Task requirements: Would you transcribe all of the data exactly, down to the last character?

====================

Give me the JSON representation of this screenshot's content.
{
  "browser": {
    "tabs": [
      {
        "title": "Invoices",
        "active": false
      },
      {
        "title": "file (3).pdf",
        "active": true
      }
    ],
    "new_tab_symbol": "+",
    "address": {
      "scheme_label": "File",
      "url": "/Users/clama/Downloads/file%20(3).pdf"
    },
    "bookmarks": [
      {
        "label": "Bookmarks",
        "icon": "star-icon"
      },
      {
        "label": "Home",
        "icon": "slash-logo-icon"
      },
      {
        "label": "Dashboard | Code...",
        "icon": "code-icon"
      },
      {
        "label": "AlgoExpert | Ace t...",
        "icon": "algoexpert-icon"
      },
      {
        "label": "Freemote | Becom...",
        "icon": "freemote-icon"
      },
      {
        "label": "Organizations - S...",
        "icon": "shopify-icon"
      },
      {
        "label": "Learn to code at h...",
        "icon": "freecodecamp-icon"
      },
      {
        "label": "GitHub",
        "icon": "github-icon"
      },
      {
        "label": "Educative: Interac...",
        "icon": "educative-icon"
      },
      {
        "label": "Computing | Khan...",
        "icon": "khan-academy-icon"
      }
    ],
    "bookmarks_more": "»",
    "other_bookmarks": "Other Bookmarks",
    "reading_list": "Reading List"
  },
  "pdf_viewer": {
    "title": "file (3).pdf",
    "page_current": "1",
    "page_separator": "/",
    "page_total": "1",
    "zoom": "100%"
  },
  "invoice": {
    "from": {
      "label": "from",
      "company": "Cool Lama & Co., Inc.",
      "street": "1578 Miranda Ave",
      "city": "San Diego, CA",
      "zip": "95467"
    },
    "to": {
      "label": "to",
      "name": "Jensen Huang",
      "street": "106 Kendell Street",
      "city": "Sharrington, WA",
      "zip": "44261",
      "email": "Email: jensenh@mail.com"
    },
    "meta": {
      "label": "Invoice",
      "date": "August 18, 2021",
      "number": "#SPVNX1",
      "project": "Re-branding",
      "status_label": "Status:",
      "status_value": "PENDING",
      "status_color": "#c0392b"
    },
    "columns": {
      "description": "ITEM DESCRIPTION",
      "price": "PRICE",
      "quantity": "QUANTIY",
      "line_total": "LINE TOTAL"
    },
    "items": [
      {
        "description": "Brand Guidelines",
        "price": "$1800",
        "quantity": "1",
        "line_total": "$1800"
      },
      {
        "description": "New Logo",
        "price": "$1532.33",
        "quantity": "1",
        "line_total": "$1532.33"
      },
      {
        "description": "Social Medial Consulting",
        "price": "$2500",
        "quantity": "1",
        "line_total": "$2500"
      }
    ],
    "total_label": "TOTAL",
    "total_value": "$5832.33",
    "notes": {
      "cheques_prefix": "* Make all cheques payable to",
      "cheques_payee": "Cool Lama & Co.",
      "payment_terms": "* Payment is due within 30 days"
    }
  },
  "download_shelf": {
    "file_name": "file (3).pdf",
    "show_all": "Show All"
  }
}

====================

Task response:
Give me the JSON representation of this screenshot's content.
{
  "browser": {
    "tabs": [
      {
        "title": "Invoices",
        "active": false
      },
      {
        "title": "file (3).pdf",
        "active": true
      }
    ],
    "new_tab_symbol": "+",
    "address": {
      "scheme_label": "File",
      "url": "/Users/clama/Downloads/file%20(3).pdf"
    },
    "bookmarks": [
      {
        "label": "Bookmarks",
        "icon": "star-icon"
      },
      {
        "label": "Home",
        "icon": "slash-logo-icon"
      },
      {
        "label": "Dashboard | Code...",
        "icon": "code-icon"
      },
      {
        "label": "AlgoExpert | Ace t...",
        "icon": "algoexpert-icon"
      },
      {
        "label": "Freemote | Becom...",
        "icon": "freemote-icon"
      },
      {
        "label": "Organizations - S...",
        "icon": "shopify-icon"
      },
      {
        "label": "Learn to code at h...",
        "icon": "freecodecamp-icon"
      },
      {
        "label": "GitHub",
        "icon": "github-icon"
      },
      {
        "label": "Educative: Interac...",
        "icon": "educative-icon"
      },
      {
        "label": "Computing | Khan...",
        "icon": "khan-academy-icon"
      }
    ],
    "bookmarks_more": "»",
    "other_bookmarks": "Other Bookmarks",
    "reading_list": "Reading List"
  },
  "pdf_viewer": {
    "title": "file (3).pdf",
    "page_current": "1",
    "page_separator": "/",
    "page_total": "1",
    "zoom": "100%"
  },
  "invoice": {
    "from": {
      "label": "from",
      "company": "Cool Lama & Co., Inc.",
      "street": "1578 Miranda Ave",
      "city": "San Diego, CA",
      "zip": "95467"
    },
    "to": {
      "label": "to",
      "name": "Jensen Huang",
      "street": "106 Kendell Street",
      "city": "Sharrington, WA",
      "zip": "44261",
      "email": "Email: jensenh@mail.com"
    },
    "meta": {
      "label": "Invoice",
      "date": "August 18, 2021",
      "number": "#SPVNX1",
      "project": "Re-branding",
      "status_label": "Status:",
      "status_value": "PENDING",
      "status_color": "#c0392b"
    },
    "columns": {
      "description": "ITEM DESCRIPTION",
      "price": "PRICE",
      "quantity": "QUANTIY",
      "line_total": "LINE TOTAL"
    },
    "items": [
      {
        "description": "Brand Guidelines",
        "price": "$1800",
        "quantity": "1",
        "line_total": "$1800"
      },
      {
        "description": "New Logo",
        "price": "$1532.33",
        "quantity": "1",
        "line_total": "$1532.33"
      },
      {
        "description": "Social Medial Consulting",
        "price": "$2500",
        "quantity": "1",
        "line_total": "$2500"
      }
    ],
    "total_label": "TOTAL",
    "total_value": "$5832.33",
    "notes": {
      "cheques_prefix": "* Make all cheques payable to",
      "cheques_payee": "Cool Lama & Co.",
      "payment_terms": "* Payment is due within 30 days"
    }
  },
  "download_shelf": {
    "file_name": "file (3).pdf",
    "show_all": "Show All"
  }
}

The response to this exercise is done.